What you will do:
**A.** From the Halloween post, return an exact copy of the passage starting with "3. In America, we" and going on through "those horrific warts!".
**B.** Rewrite the paragraph of the Halloween post that begins "2. In the United States" in fewer words, keeping its main facts.

Selected extract:
*** Begin section ***

Reasons Halloween in the United States is superior:
1. It's expected of me to have at least two to three costumes because Halloween is not one night. It's like a three day thing. Let us celebrate multiple personality disorder and cos-play.
I'm talkin' blood-lusting zombie to smooth-as-velvet greaser to fucking Jack Sparrow. I once was Edward Scissor Hands and wore a leather coat. my mother's leather coat. backwards. get at me.
My chameleon status. |
Note how zombie me fails to have feet.. clearly, I ate them myself. Also, I refuse to draw hands. That's why zombie me's left arm looks like a skinny penis and Jack.. has uncircumcised penis arms. I'm actually just noticed Jack's arms. I'm appalled. Greaser me is fly as fuck, however. Can we talk about those purple shades? I may or may not have those in real life and I may or may not wear them regularly.
2. In the United States, it's only mildly frowned upon to go from house to house past, like, 9th grade in high school. I continued to go until, well, now. I was never shunned or spat upon but I feel like here in France (where apparently it's considered inappropriate to smile at people on the street) I would be seriously judged. In french. I also don't know how to say "trick or treat" outside of my mother tongue and I feel like stumbling my way through the closest thing to it: "give me all of your candy," would seem like a threat.
3. In America, we have a wonderful love of scaring the shit out of ourselves! Hence all of the seasonal, murderous hayrides, haunted houses, disturbing porch displays with motion-activated screaming mummies, the Halloween movies on constant repeat on television, our use of black cats as a scapegoat for our shitty luck, and the obesity in a cup that is Pumpkin Spice Lattes from Starbucks (oh, how I long to suckle at your teat). Contrastingly, in France.. I have yet to see a pumpkin, much less a god damn gourd with those horrific warts!

*** End section ***

Provided material:
*** Begin section ***

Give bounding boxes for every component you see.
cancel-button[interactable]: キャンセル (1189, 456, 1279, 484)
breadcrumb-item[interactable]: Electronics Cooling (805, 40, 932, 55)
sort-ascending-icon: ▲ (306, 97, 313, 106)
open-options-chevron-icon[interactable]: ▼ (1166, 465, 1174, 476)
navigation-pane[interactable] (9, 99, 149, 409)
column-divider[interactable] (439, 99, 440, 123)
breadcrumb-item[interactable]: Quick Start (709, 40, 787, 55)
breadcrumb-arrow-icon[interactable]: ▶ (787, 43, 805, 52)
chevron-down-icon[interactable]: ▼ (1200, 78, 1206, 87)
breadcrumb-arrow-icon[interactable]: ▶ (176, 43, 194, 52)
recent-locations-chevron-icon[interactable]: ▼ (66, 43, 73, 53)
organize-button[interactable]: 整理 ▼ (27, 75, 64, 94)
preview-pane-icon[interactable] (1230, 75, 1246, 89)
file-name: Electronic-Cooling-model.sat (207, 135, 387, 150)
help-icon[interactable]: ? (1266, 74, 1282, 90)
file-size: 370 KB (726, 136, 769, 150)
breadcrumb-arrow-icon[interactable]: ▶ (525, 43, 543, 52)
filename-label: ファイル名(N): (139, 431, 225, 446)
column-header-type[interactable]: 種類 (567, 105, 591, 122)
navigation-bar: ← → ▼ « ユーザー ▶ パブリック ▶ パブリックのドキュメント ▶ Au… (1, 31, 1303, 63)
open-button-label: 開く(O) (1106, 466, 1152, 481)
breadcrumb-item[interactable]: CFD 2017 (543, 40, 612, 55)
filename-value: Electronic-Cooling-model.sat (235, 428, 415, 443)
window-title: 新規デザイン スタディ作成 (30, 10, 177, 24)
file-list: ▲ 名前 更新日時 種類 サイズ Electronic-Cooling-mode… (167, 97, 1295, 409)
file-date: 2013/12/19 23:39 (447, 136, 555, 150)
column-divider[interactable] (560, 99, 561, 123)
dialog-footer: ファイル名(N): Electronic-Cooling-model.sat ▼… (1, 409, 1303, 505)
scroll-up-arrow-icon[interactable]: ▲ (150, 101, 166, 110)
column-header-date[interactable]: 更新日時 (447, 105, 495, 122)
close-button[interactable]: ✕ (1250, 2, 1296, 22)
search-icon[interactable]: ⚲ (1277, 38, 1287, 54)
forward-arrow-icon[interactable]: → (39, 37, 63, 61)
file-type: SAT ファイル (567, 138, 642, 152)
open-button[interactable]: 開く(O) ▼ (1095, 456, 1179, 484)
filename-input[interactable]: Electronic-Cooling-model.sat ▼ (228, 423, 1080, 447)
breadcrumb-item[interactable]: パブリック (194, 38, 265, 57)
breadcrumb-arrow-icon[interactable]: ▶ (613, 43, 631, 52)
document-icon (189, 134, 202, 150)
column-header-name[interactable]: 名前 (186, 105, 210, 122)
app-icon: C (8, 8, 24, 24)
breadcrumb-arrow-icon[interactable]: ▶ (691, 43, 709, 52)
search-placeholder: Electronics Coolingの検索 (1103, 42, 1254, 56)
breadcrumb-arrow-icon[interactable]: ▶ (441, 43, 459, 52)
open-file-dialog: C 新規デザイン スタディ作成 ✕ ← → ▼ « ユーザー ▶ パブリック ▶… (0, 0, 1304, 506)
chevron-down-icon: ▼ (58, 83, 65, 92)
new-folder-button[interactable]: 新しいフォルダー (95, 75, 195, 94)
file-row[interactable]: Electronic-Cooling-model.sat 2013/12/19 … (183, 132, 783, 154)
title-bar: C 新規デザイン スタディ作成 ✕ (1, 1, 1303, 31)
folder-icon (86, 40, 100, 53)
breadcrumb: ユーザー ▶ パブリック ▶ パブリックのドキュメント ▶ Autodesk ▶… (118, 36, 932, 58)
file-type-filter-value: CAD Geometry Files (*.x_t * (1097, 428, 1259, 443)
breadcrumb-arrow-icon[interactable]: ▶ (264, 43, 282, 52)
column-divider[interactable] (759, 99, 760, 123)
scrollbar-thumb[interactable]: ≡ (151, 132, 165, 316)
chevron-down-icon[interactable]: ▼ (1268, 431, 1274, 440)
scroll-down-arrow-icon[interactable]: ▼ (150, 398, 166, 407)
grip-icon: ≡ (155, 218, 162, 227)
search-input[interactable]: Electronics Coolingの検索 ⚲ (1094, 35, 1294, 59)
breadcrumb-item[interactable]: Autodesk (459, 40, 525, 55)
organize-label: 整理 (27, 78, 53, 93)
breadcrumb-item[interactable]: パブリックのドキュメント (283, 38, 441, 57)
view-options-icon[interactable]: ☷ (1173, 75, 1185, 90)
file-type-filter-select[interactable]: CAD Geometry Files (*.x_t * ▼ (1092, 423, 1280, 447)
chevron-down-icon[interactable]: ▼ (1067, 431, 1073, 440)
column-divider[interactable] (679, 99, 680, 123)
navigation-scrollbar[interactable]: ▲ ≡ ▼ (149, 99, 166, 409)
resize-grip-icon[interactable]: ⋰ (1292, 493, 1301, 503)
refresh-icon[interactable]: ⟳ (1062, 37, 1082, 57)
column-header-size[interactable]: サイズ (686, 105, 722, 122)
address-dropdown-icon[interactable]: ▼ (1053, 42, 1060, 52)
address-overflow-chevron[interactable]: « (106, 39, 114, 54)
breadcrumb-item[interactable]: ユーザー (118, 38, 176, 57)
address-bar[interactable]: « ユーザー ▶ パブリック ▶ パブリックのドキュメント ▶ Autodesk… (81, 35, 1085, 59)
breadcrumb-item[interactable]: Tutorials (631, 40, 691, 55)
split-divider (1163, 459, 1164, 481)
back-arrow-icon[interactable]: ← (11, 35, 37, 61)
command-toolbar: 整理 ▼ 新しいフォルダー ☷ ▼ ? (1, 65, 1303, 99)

*** End section ***

Exercise responses:
**A.**
3. In America, we have a wonderful love of scaring the shit out of ourselves! Hence all of the seasonal, murderous hayrides, haunted houses, disturbing porch displays with motion-activated screaming mummies, the Halloween movies on constant repeat on television, our use of black cats as a scapegoat for our shitty luck, and the obesity in a cup that is Pumpkin Spice Lattes from Starbucks (oh, how I long to suckle at your teat). Contrastingly, in France.. I have yet to see a pumpkin, much less a god damn gourd with those horrific warts!

**B.** In the United States, going house to house past about ninth grade is only mildly frowned upon, and the writer has kept doing it to the present without ever being shunned. In France, where smiling at people on the street is apparently considered inappropriate, the writer expects to be seriously judged. The writer also can't say "trick or treat" in any language but their mother tongue, and the closest attempt, "give me all of your candy," might sound like a threat.